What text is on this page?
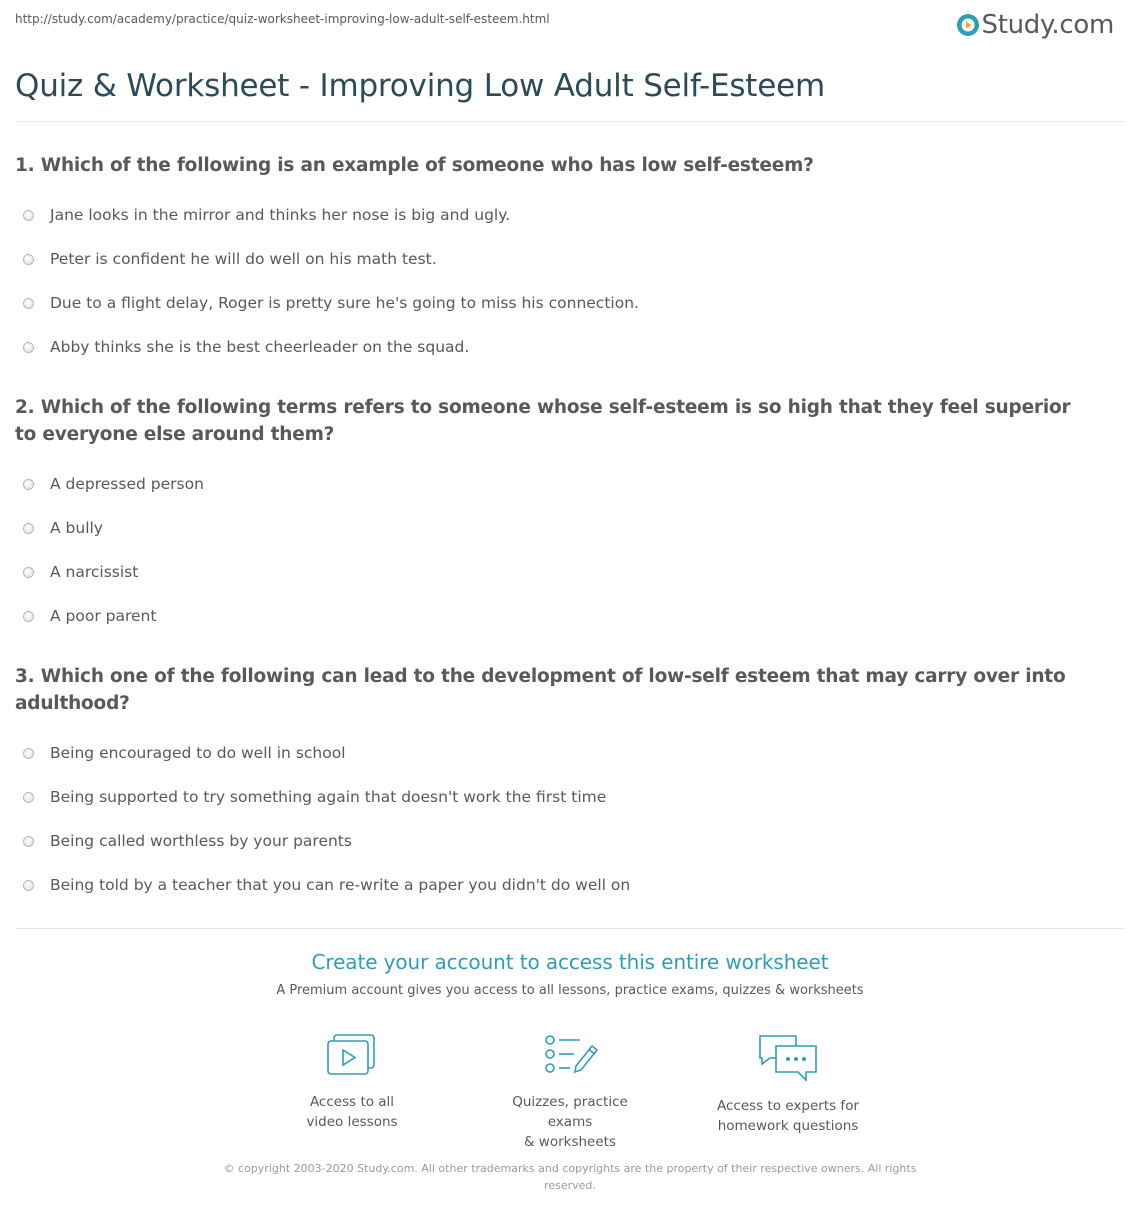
http://study.com/academy/practice/quiz-worksheet-improving-low-adult-self-esteem.html	Study.com
Quiz & Worksheet - Improving Low Adult Self-Esteem

1. Which of the following is an example of someone who has low self-esteem?

Jane looks in the mirror and thinks her nose is big and ugly.
Peter is confident he will do well on his math test.
Due to a flight delay, Roger is pretty sure he's going to miss his connection.
Abby thinks she is the best cheerleader on the squad.

2. Which of the following terms refers to someone whose self-esteem is so high that they feel superior to everyone else around them?

A depressed person
A bully
A narcissist
A poor parent

3. Which one of the following can lead to the development of low-self esteem that may carry over into adulthood?

Being encouraged to do well in school
Being supported to try something again that doesn't work the first time
Being called worthless by your parents
Being told by a teacher that you can re-write a paper you didn't do well on

Create your account to access this entire worksheet

A Premium account gives you access to all lessons, practice exams, quizzes & worksheets

Access to all
video lessons
Quizzes, practice exams
& worksheets
Access to experts for
homework questions
© copyright 2003-2020 Study.com. All other trademarks and copyrights are the property of their respective owners. All rights reserved.
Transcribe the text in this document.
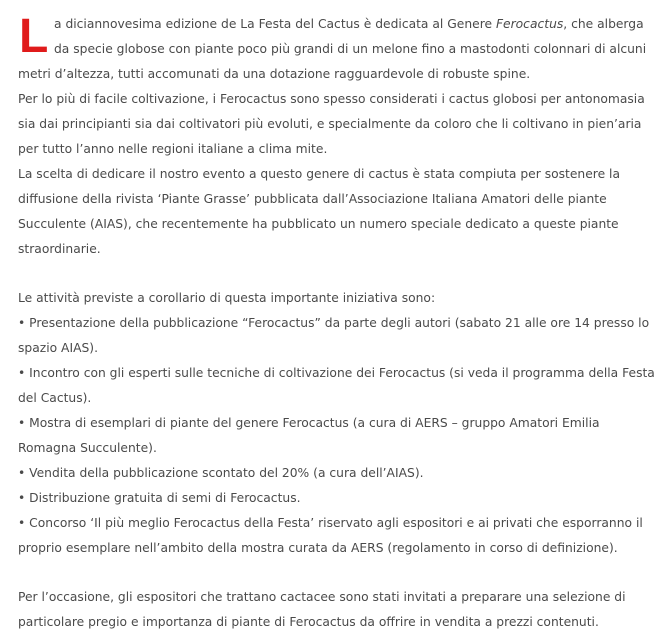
L a diciannovesima edizione de La Festa del Cactus è dedicata al Genere Ferocactus, che alberga
da specie globose con piante poco più grandi di un melone fino a mastodonti colonnari di alcuni
metri d’altezza, tutti accomunati da una dotazione ragguardevole di robuste spine.
Per lo più di facile coltivazione, i Ferocactus sono spesso considerati i cactus globosi per antonomasia
sia dai principianti sia dai coltivatori più evoluti, e specialmente da coloro che li coltivano in pien’aria
per tutto l’anno nelle regioni italiane a clima mite.
La scelta di dedicare il nostro evento a questo genere di cactus è stata compiuta per sostenere la
diffusione della rivista ‘Piante Grasse’ pubblicata dall’Associazione Italiana Amatori delle piante
Succulente (AIAS), che recentemente ha pubblicato un numero speciale dedicato a queste piante
straordinarie.
Le attività previste a corollario di questa importante iniziativa sono:
• Presentazione della pubblicazione “Ferocactus” da parte degli autori (sabato 21 alle ore 14 presso lo
spazio AIAS).
• Incontro con gli esperti sulle tecniche di coltivazione dei Ferocactus (si veda il programma della Festa
del Cactus).
• Mostra di esemplari di piante del genere Ferocactus (a cura di AERS – gruppo Amatori Emilia
Romagna Succulente).
• Vendita della pubblicazione scontato del 20% (a cura dell’AIAS).
• Distribuzione gratuita di semi di Ferocactus.
• Concorso ‘Il più meglio Ferocactus della Festa’ riservato agli espositori e ai privati che esporranno il
proprio esemplare nell’ambito della mostra curata da AERS (regolamento in corso di definizione).
Per l’occasione, gli espositori che trattano cactacee sono stati invitati a preparare una selezione di
particolare pregio e importanza di piante di Ferocactus da offrire in vendita a prezzi contenuti.
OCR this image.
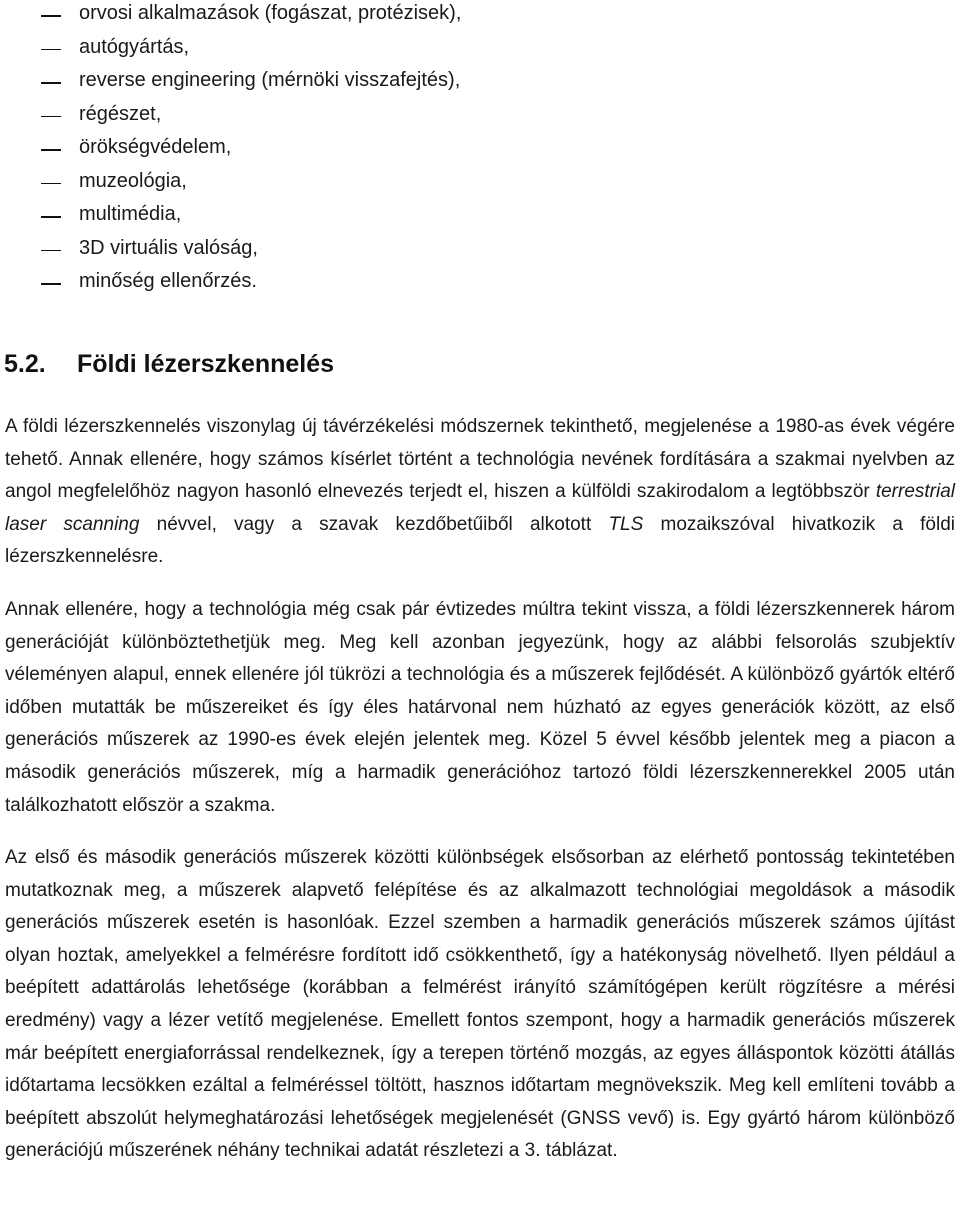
orvosi alkalmazások (fogászat, protézisek),
autógyártás,
reverse engineering (mérnöki visszafejtés),
régészet,
örökségvédelem,
muzeológia,
multimédia,
3D virtuális valóság,
minőség ellenőrzés.
5.2. Földi lézerszkennelés

A földi lézerszkennelés viszonylag új távérzékelési módszernek tekinthető, megjelenése a 1980-as évek végére tehető. Annak ellenére, hogy számos kísérlet történt a technológia nevének fordítására a szakmai nyelvben az angol megfelelőhöz nagyon hasonló elnevezés terjedt el, hiszen a külföldi szakirodalom a legtöbbször terrestrial laser scanning névvel, vagy a szavak kezdőbetűiből alkotott TLS mozaikszóval hivatkozik a földi lézerszkennelésre.

Annak ellenére, hogy a technológia még csak pár évtizedes múltra tekint vissza, a földi lézerszkennerek három generációját különböztethetjük meg. Meg kell azonban jegyezünk, hogy az alábbi felsorolás szubjektív véleményen alapul, ennek ellenére jól tükrözi a technológia és a műszerek fejlődését. A különböző gyártók eltérő időben mutatták be műszereiket és így éles határvonal nem húzható az egyes generációk között, az első generációs műszerek az 1990-es évek elején jelentek meg. Közel 5 évvel később jelentek meg a piacon a második generációs műszerek, míg a harmadik generációhoz tartozó földi lézerszkennerekkel 2005 után találkozhatott először a szakma.

Az első és második generációs műszerek közötti különbségek elsősorban az elérhető pontosság tekintetében mutatkoznak meg, a műszerek alapvető felépítése és az alkalmazott technológiai megoldások a második generációs műszerek esetén is hasonlóak. Ezzel szemben a harmadik generációs műszerek számos újítást olyan hoztak, amelyekkel a felmérésre fordított idő csökkenthető, így a hatékonyság növelhető. Ilyen például a beépített adattárolás lehetősége (korábban a felmérést irányító számítógépen került rögzítésre a mérési eredmény) vagy a lézer vetítő megjelenése. Emellett fontos szempont, hogy a harmadik generációs műszerek már beépített energiaforrással rendelkeznek, így a terepen történő mozgás, az egyes álláspontok közötti átállás időtartama lecsökken ezáltal a felméréssel töltött, hasznos időtartam megnövekszik. Meg kell említeni tovább a beépített abszolút helymeghatározási lehetőségek megjelenését (GNSS vevő) is. Egy gyártó három különböző generációjú műszerének néhány technikai adatát részletezi a 3. táblázat.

What you have to do. Transcribe the whole listing, character for character, but not its images.

Complete output.
What text is on this page?
http://study.com/academy/practice/quiz-worksheet-improving-low-adult-self-esteem.html	Study.com
Quiz & Worksheet - Improving Low Adult Self-Esteem

1. Which of the following is an example of someone who has low self-esteem?

Jane looks in the mirror and thinks her nose is big and ugly.
Peter is confident he will do well on his math test.
Due to a flight delay, Roger is pretty sure he's going to miss his connection.
Abby thinks she is the best cheerleader on the squad.

2. Which of the following terms refers to someone whose self-esteem is so high that they feel superior to everyone else around them?

A depressed person
A bully
A narcissist
A poor parent

3. Which one of the following can lead to the development of low-self esteem that may carry over into adulthood?

Being encouraged to do well in school
Being supported to try something again that doesn't work the first time
Being called worthless by your parents
Being told by a teacher that you can re-write a paper you didn't do well on

Create your account to access this entire worksheet

A Premium account gives you access to all lessons, practice exams, quizzes & worksheets

Access to all
video lessons
Quizzes, practice exams
& worksheets
Access to experts for
homework questions
© copyright 2003-2020 Study.com. All other trademarks and copyrights are the property of their respective owners. All rights reserved.
Transcribe the text in this document.
L a diciannovesima edizione de La Festa del Cactus è dedicata al Genere Ferocactus, che alberga
da specie globose con piante poco più grandi di un melone fino a mastodonti colonnari di alcuni
metri d’altezza, tutti accomunati da una dotazione ragguardevole di robuste spine.
Per lo più di facile coltivazione, i Ferocactus sono spesso considerati i cactus globosi per antonomasia
sia dai principianti sia dai coltivatori più evoluti, e specialmente da coloro che li coltivano in pien’aria
per tutto l’anno nelle regioni italiane a clima mite.
La scelta di dedicare il nostro evento a questo genere di cactus è stata compiuta per sostenere la
diffusione della rivista ‘Piante Grasse’ pubblicata dall’Associazione Italiana Amatori delle piante
Succulente (AIAS), che recentemente ha pubblicato un numero speciale dedicato a queste piante
straordinarie.
Le attività previste a corollario di questa importante iniziativa sono:
• Presentazione della pubblicazione “Ferocactus” da parte degli autori (sabato 21 alle ore 14 presso lo
spazio AIAS).
• Incontro con gli esperti sulle tecniche di coltivazione dei Ferocactus (si veda il programma della Festa
del Cactus).
• Mostra di esemplari di piante del genere Ferocactus (a cura di AERS – gruppo Amatori Emilia
Romagna Succulente).
• Vendita della pubblicazione scontato del 20% (a cura dell’AIAS).
• Distribuzione gratuita di semi di Ferocactus.
• Concorso ‘Il più meglio Ferocactus della Festa’ riservato agli espositori e ai privati che esporranno il
proprio esemplare nell’ambito della mostra curata da AERS (regolamento in corso di definizione).
Per l’occasione, gli espositori che trattano cactacee sono stati invitati a preparare una selezione di
particolare pregio e importanza di piante di Ferocactus da offrire in vendita a prezzi contenuti.
OCR this image.
orvosi alkalmazások (fogászat, protézisek),
autógyártás,
reverse engineering (mérnöki visszafejtés),
régészet,
örökségvédelem,
muzeológia,
multimédia,
3D virtuális valóság,
minőség ellenőrzés.
5.2. Földi lézerszkennelés

A földi lézerszkennelés viszonylag új távérzékelési módszernek tekinthető, megjelenése a 1980-as évek végére tehető. Annak ellenére, hogy számos kísérlet történt a technológia nevének fordítására a szakmai nyelvben az angol megfelelőhöz nagyon hasonló elnevezés terjedt el, hiszen a külföldi szakirodalom a legtöbbször terrestrial laser scanning névvel, vagy a szavak kezdőbetűiből alkotott TLS mozaikszóval hivatkozik a földi lézerszkennelésre.

Annak ellenére, hogy a technológia még csak pár évtizedes múltra tekint vissza, a földi lézerszkennerek három generációját különböztethetjük meg. Meg kell azonban jegyezünk, hogy az alábbi felsorolás szubjektív véleményen alapul, ennek ellenére jól tükrözi a technológia és a műszerek fejlődését. A különböző gyártók eltérő időben mutatták be műszereiket és így éles határvonal nem húzható az egyes generációk között, az első generációs műszerek az 1990-es évek elején jelentek meg. Közel 5 évvel később jelentek meg a piacon a második generációs műszerek, míg a harmadik generációhoz tartozó földi lézerszkennerekkel 2005 után találkozhatott először a szakma.

Az első és második generációs műszerek közötti különbségek elsősorban az elérhető pontosság tekintetében mutatkoznak meg, a műszerek alapvető felépítése és az alkalmazott technológiai megoldások a második generációs műszerek esetén is hasonlóak. Ezzel szemben a harmadik generációs műszerek számos újítást olyan hoztak, amelyekkel a felmérésre fordított idő csökkenthető, így a hatékonyság növelhető. Ilyen például a beépített adattárolás lehetősége (korábban a felmérést irányító számítógépen került rögzítésre a mérési eredmény) vagy a lézer vetítő megjelenése. Emellett fontos szempont, hogy a harmadik generációs műszerek már beépített energiaforrással rendelkeznek, így a terepen történő mozgás, az egyes álláspontok közötti átállás időtartama lecsökken ezáltal a felméréssel töltött, hasznos időtartam megnövekszik. Meg kell említeni tovább a beépített abszolút helymeghatározási lehetőségek megjelenését (GNSS vevő) is. Egy gyártó három különböző generációjú műszerének néhány technikai adatát részletezi a 3. táblázat.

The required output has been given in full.